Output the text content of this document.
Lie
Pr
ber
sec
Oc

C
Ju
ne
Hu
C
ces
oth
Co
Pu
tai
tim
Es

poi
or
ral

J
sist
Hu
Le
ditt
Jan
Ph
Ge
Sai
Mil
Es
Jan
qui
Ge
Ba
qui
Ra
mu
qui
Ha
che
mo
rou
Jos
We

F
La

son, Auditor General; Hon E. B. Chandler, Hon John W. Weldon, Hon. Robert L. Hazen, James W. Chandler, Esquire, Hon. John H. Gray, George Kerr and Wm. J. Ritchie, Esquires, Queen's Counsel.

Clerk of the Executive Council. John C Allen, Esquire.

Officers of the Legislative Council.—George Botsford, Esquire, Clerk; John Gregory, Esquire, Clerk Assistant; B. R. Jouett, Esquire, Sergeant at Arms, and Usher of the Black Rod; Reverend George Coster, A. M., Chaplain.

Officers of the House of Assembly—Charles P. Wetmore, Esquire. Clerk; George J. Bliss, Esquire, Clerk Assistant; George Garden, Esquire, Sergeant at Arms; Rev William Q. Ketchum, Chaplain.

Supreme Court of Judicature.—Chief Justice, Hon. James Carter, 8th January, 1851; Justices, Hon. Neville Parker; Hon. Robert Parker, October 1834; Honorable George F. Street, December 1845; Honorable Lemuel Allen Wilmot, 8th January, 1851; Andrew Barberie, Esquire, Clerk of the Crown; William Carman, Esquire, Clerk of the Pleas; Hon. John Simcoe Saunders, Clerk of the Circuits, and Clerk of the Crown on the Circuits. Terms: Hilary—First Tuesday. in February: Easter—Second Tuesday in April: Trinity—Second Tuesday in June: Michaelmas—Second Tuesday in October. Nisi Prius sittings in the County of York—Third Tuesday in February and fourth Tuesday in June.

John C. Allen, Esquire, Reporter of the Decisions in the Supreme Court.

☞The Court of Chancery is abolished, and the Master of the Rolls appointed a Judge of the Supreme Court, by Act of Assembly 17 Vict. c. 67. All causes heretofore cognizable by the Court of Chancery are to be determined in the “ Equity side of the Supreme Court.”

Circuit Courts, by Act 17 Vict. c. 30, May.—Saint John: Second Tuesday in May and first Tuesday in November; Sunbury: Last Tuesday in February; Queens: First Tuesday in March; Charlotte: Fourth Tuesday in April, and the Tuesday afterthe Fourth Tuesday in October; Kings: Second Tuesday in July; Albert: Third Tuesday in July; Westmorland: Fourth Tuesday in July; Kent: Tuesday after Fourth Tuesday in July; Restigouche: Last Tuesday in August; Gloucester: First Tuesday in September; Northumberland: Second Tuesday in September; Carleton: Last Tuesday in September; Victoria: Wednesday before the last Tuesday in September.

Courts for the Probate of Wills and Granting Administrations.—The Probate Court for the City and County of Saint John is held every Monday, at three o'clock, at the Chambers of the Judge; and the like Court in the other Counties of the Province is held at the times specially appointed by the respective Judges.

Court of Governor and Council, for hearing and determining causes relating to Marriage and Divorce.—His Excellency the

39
::::
**WHAT YOU SHOULD DO:**
Lines containing the word "County" must all be returned from the material above.

**CORRECT RESULT:**
Supreme Court of Judicature.—Chief Justice, Hon. James Carter, 8th January, 1851; Justices, Hon. Neville Parker; Hon. Robert Parker, October 1834; Honorable George F. Street, December 1845; Honorable Lemuel Allen Wilmot, 8th January, 1851; Andrew Barberie, Esquire, Clerk of the Crown; William Carman, Esquire, Clerk of the Pleas; Hon. John Simcoe Saunders, Clerk of the Circuits, and Clerk of the Crown on the Circuits. Terms: Hilary—First Tuesday. in February: Easter—Second Tuesday in April: Trinity—Second Tuesday in June: Michaelmas—Second Tuesday in October. Nisi Prius sittings in the County of York—Third Tuesday in February and fourth Tuesday in June.
Courts for the Probate of Wills and Granting Administrations.—The Probate Court for the City and County of Saint John is held every Monday, at three o'clock, at the Chambers of the Judge; and the like Court in the other Counties of the Province is held at the times specially appointed by the respective Judges.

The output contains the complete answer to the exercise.